(Aim of the exercise): Collect each line of the entries that holds the string "verificar".
+++++
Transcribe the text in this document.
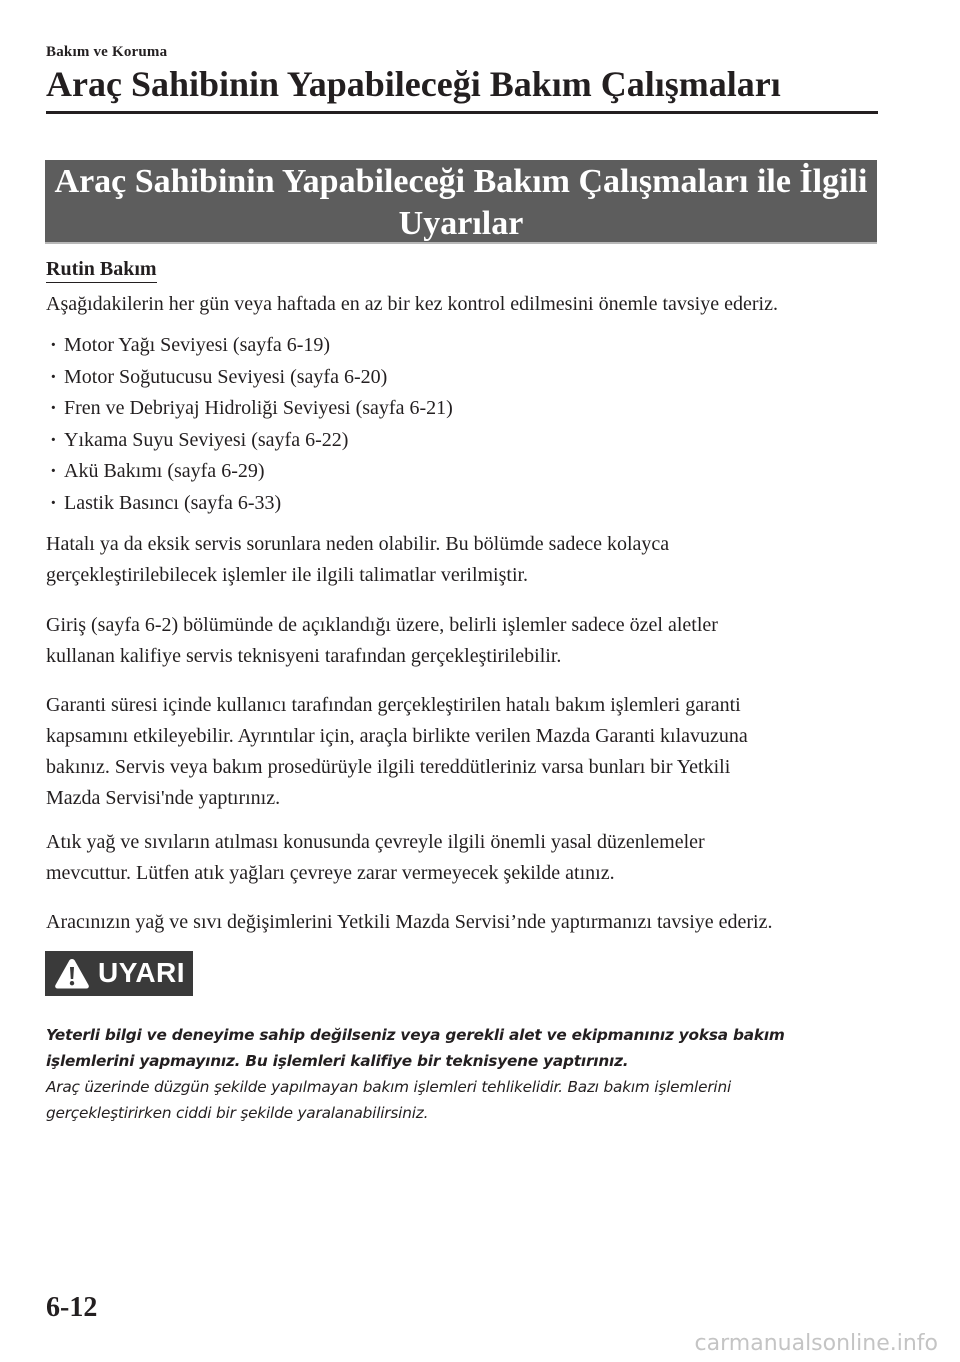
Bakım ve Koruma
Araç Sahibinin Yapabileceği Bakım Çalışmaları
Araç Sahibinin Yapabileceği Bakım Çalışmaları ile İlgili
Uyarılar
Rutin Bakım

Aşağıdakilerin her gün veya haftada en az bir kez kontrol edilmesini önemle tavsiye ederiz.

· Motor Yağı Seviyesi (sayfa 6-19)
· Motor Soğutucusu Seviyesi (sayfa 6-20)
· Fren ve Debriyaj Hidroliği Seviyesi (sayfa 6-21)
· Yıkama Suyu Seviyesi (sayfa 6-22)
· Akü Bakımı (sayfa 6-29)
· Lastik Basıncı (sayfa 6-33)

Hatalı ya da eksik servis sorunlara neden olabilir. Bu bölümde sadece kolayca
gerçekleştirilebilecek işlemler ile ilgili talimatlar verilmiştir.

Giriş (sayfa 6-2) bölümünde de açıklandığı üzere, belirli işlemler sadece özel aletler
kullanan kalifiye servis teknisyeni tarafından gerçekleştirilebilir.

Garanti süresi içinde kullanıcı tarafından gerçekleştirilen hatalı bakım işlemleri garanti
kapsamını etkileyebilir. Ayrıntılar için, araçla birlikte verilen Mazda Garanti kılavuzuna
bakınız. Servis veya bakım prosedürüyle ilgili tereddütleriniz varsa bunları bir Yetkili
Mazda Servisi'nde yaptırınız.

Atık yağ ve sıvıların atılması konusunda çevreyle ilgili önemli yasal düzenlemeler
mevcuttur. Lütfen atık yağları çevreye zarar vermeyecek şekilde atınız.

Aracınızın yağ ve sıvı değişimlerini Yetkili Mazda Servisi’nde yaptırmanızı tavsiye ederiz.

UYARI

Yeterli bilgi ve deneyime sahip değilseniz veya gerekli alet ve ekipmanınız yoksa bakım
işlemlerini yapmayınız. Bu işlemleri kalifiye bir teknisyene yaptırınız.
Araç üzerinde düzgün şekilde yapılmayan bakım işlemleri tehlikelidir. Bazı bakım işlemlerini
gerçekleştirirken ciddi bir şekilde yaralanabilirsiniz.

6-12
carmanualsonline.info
+++++
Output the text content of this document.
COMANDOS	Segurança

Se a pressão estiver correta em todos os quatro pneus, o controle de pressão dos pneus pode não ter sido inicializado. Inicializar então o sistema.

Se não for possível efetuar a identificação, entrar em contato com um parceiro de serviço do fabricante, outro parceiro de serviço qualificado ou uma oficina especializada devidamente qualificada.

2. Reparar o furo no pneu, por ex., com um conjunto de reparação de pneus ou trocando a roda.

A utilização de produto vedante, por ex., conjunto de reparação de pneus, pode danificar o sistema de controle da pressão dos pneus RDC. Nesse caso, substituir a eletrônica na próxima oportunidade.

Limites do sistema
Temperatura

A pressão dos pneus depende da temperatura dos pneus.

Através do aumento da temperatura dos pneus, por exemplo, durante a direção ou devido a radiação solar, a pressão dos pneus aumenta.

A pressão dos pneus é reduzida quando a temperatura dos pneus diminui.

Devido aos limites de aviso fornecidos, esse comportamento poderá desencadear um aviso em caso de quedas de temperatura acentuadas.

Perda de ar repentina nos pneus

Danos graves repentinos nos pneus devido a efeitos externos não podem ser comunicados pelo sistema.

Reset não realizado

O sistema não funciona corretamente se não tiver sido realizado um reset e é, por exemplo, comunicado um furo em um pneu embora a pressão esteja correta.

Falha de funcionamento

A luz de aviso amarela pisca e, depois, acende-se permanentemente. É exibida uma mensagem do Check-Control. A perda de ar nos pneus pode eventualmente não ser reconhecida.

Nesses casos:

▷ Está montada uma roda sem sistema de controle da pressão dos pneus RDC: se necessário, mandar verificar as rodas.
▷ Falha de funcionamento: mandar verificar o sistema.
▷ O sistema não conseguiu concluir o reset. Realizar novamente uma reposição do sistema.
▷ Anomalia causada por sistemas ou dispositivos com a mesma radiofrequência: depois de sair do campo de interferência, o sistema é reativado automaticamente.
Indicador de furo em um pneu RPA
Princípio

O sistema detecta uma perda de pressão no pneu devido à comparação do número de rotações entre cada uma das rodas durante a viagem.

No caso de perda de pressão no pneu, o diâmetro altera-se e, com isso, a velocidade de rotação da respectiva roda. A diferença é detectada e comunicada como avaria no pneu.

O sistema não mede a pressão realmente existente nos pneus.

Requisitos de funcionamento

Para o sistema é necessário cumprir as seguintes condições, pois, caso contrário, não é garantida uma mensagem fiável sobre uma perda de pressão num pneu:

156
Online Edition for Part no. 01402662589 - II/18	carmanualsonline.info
+++++
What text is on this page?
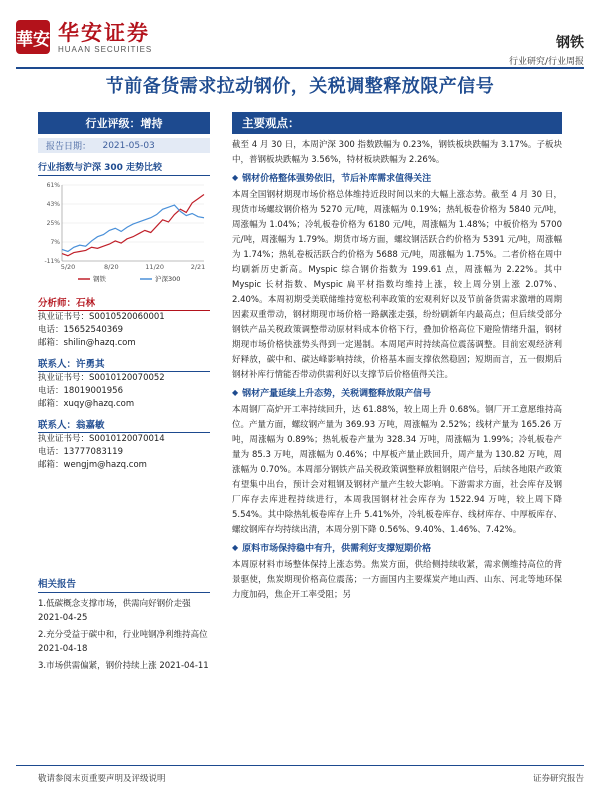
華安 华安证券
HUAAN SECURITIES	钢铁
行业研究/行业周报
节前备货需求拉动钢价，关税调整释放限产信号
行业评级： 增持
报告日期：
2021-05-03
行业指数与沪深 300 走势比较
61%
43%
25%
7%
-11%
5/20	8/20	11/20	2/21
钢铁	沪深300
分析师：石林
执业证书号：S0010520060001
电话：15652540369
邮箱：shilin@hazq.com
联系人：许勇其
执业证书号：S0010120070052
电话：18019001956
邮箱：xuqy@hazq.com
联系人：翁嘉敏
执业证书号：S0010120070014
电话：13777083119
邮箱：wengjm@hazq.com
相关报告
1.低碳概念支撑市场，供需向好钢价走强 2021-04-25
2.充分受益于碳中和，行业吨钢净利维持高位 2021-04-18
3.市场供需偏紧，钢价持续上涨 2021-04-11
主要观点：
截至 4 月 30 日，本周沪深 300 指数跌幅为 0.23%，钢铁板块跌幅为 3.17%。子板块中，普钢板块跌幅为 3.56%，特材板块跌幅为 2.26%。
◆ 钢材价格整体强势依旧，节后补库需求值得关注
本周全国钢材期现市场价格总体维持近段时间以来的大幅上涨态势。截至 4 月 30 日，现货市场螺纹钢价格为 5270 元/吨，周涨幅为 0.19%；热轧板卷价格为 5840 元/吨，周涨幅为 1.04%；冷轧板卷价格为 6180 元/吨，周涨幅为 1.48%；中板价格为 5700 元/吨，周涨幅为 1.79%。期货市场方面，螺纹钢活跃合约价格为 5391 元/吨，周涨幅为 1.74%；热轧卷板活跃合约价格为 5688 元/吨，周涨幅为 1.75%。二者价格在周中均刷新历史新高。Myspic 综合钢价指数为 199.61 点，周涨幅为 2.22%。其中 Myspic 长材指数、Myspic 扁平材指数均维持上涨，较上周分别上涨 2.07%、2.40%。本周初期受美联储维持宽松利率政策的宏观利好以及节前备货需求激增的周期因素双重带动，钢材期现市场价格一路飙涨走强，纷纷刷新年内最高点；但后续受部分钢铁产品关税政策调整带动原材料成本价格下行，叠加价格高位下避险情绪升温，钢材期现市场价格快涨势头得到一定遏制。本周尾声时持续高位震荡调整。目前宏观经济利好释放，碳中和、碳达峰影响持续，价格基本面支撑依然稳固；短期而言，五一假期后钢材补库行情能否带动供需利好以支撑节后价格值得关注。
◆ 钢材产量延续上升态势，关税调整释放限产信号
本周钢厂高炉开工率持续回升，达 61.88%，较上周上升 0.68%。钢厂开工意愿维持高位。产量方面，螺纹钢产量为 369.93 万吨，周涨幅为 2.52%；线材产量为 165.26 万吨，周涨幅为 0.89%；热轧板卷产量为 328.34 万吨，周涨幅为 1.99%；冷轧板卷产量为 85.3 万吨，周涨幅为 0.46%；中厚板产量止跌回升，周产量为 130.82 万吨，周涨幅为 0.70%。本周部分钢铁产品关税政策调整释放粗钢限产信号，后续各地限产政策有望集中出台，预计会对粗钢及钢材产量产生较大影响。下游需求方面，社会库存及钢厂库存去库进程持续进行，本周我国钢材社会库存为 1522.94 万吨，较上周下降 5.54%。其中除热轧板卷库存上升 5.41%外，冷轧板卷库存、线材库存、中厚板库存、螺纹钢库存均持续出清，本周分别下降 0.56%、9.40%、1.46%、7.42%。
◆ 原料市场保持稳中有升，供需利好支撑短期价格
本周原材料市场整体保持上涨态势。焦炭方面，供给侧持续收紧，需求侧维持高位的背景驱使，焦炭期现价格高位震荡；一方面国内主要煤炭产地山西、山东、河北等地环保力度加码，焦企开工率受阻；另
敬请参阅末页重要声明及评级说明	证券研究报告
+++++
(Reply):
▷ Está montada uma roda sem sistema de controle da pressão dos pneus RDC: se necessário, mandar verificar as rodas.
▷ Falha de funcionamento: mandar verificar o sistema.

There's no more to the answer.